◆ Material for this task
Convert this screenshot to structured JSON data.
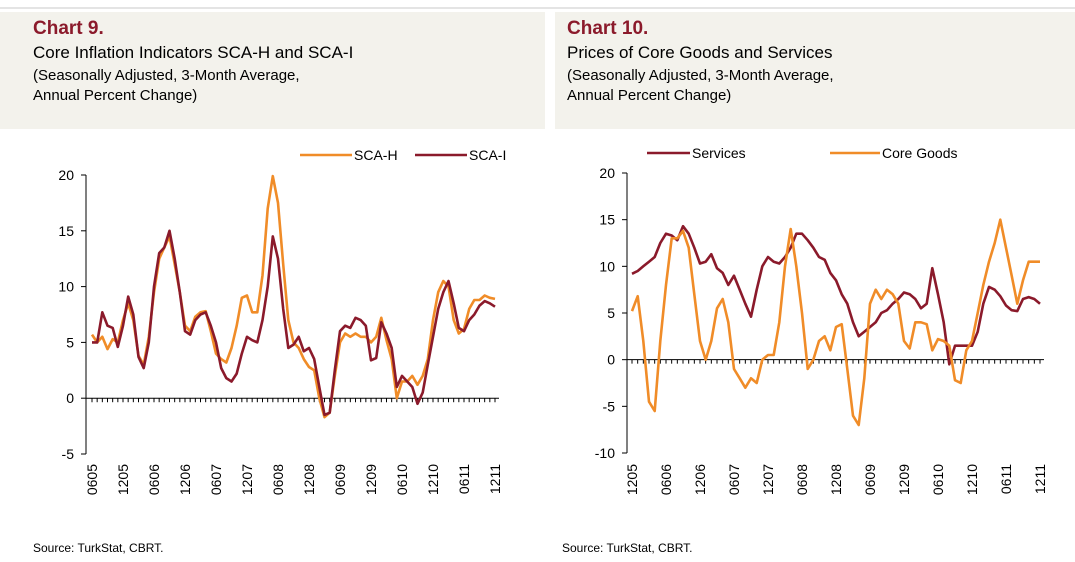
{
  "chart_data": [
    {
      "type": "line",
      "title": "Chart 9.",
      "subtitle": "Core Inflation Indicators SCA-H and SCA-I",
      "subtitle_2": "(Seasonally Adjusted, 3-Month Average,",
      "subtitle_3": "Annual Percent Change)",
      "source": "Source: TurkStat, CBRT.",
      "categories": [
        "0605",
        null,
        null,
        null,
        null,
        null,
        "1205",
        null,
        null,
        null,
        null,
        null,
        "0606",
        null,
        null,
        null,
        null,
        null,
        "1206",
        null,
        null,
        null,
        null,
        null,
        "0607",
        null,
        null,
        null,
        null,
        null,
        "1207",
        null,
        null,
        null,
        null,
        null,
        "0608",
        null,
        null,
        null,
        null,
        null,
        "1208",
        null,
        null,
        null,
        null,
        null,
        "0609",
        null,
        null,
        null,
        null,
        null,
        "1209",
        null,
        null,
        null,
        null,
        null,
        "0610",
        null,
        null,
        null,
        null,
        null,
        "1210",
        null,
        null,
        null,
        null,
        null,
        "0611",
        null,
        null,
        null,
        null,
        null,
        "1211"
      ],
      "ylim": [
        -5,
        20
      ],
      "yticks": [
        -5,
        0,
        5,
        10,
        15,
        20
      ],
      "series": [
        {
          "name": "SCA-H",
          "color": "#f08c28",
          "values": [
            5.7,
            5,
            5.5,
            4.4,
            5.3,
            5,
            7,
            8.5,
            7,
            3.8,
            3,
            5.5,
            9.5,
            12.5,
            13.5,
            14.5,
            12,
            9.5,
            6.5,
            6,
            7.3,
            7.7,
            7.8,
            6,
            4,
            3.5,
            3.2,
            4.5,
            6.5,
            9,
            9.2,
            7.7,
            7.7,
            11,
            17,
            19.9,
            17.5,
            12,
            7,
            5,
            4.5,
            3.5,
            2.8,
            2.5,
            0,
            -1.7,
            -1.3,
            2,
            5,
            5.8,
            5.5,
            5.8,
            5.5,
            5.5,
            5,
            5.5,
            7.2,
            5.2,
            3.5,
            0,
            1.5,
            1.5,
            2,
            1.2,
            2,
            3.5,
            7,
            9.5,
            10.5,
            10,
            7,
            5.8,
            6.2,
            8,
            8.8,
            8.8,
            9.2,
            9,
            8.9
          ]
        },
        {
          "name": "SCA-I",
          "color": "#8b1a2b",
          "values": [
            5,
            5,
            7.7,
            6.5,
            6.3,
            4.6,
            6.5,
            9.1,
            7.5,
            3.7,
            2.7,
            5,
            10,
            13,
            13.5,
            15,
            12.5,
            9.5,
            6,
            5.7,
            7,
            7.5,
            7.7,
            6.5,
            5,
            2.7,
            1.8,
            1.5,
            2.2,
            4,
            5.5,
            5.2,
            5,
            7,
            10,
            14.5,
            12.5,
            8,
            4.5,
            4.8,
            5.5,
            4.2,
            4.5,
            3.5,
            1,
            -1.5,
            -1.3,
            2.5,
            6,
            6.5,
            6.3,
            7.2,
            7,
            6.5,
            3.4,
            3.6,
            6.8,
            5.8,
            4.5,
            1,
            2,
            1.5,
            1,
            -0.5,
            0.5,
            3,
            5.5,
            8,
            9.5,
            10.5,
            8.5,
            6.3,
            6,
            7,
            7.5,
            8.3,
            8.7,
            8.5,
            8.2
          ]
        }
      ]
    },
    {
      "type": "line",
      "title": "Chart 10.",
      "subtitle": "Prices of Core Goods and Services",
      "subtitle_2": "(Seasonally Adjusted, 3-Month Average,",
      "subtitle_3": "Annual Percent Change)",
      "source": "Source: TurkStat, CBRT.",
      "categories": [
        "1205",
        null,
        null,
        null,
        null,
        null,
        "0606",
        null,
        null,
        null,
        null,
        null,
        "1206",
        null,
        null,
        null,
        null,
        null,
        "0607",
        null,
        null,
        null,
        null,
        null,
        "1207",
        null,
        null,
        null,
        null,
        null,
        "0608",
        null,
        null,
        null,
        null,
        null,
        "1208",
        null,
        null,
        null,
        null,
        null,
        "0609",
        null,
        null,
        null,
        null,
        null,
        "1209",
        null,
        null,
        null,
        null,
        null,
        "0610",
        null,
        null,
        null,
        null,
        null,
        "1210",
        null,
        null,
        null,
        null,
        null,
        "0611",
        null,
        null,
        null,
        null,
        null,
        "1211"
      ],
      "ylim": [
        -10,
        20
      ],
      "yticks": [
        -10,
        -5,
        0,
        5,
        10,
        15,
        20
      ],
      "series": [
        {
          "name": "Services",
          "color": "#8b1a2b",
          "values": [
            9.2,
            9.5,
            10,
            10.5,
            11,
            12.5,
            13.5,
            13.3,
            12.8,
            14.3,
            13.5,
            12,
            10.3,
            10.5,
            11.3,
            9.8,
            9.3,
            8,
            9,
            7.5,
            6,
            4.6,
            7.5,
            10,
            11,
            10.5,
            10.3,
            11,
            12,
            13.5,
            13.5,
            12.8,
            12,
            11,
            10.7,
            9.3,
            8.5,
            7,
            6,
            4,
            2.5,
            3,
            3.5,
            4,
            5,
            5.3,
            6,
            6.5,
            7.2,
            7,
            6.5,
            5.5,
            6,
            9.8,
            7,
            4,
            -0.5,
            1.5,
            1.5,
            1.5,
            1.5,
            3,
            6,
            7.8,
            7.5,
            6.8,
            5.8,
            5.3,
            5.2,
            6.5,
            6.7,
            6.5,
            6
          ]
        },
        {
          "name": "Core Goods",
          "color": "#f08c28",
          "values": [
            5.2,
            6.8,
            2,
            -4.5,
            -5.5,
            2,
            8,
            13,
            13,
            13.8,
            12,
            7,
            2,
            0,
            2,
            5.5,
            6.5,
            4,
            -1,
            -2,
            -3,
            -2,
            -2.5,
            0,
            0.5,
            0.5,
            4,
            10,
            14,
            10,
            5,
            -1,
            0,
            2,
            2.5,
            1,
            3.5,
            3.8,
            -1,
            -6,
            -7,
            -2,
            6,
            7.5,
            6.5,
            7.5,
            7,
            6,
            2,
            1.2,
            4,
            4,
            3.8,
            1,
            2.2,
            2,
            1.5,
            -2.2,
            -2.5,
            1,
            2,
            5,
            8,
            10.5,
            12.5,
            15,
            12,
            9,
            6,
            8.5,
            10.5,
            10.5,
            10.5
          ]
        }
      ]
    }
  ]
}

◆ Objective
Where a line above contains the word "Core", copy that line.

◆ Answer below
      "subtitle": "Core Inflation Indicators SCA-H and SCA-I",
      "subtitle": "Prices of Core Goods and Services",
          "name": "Core Goods",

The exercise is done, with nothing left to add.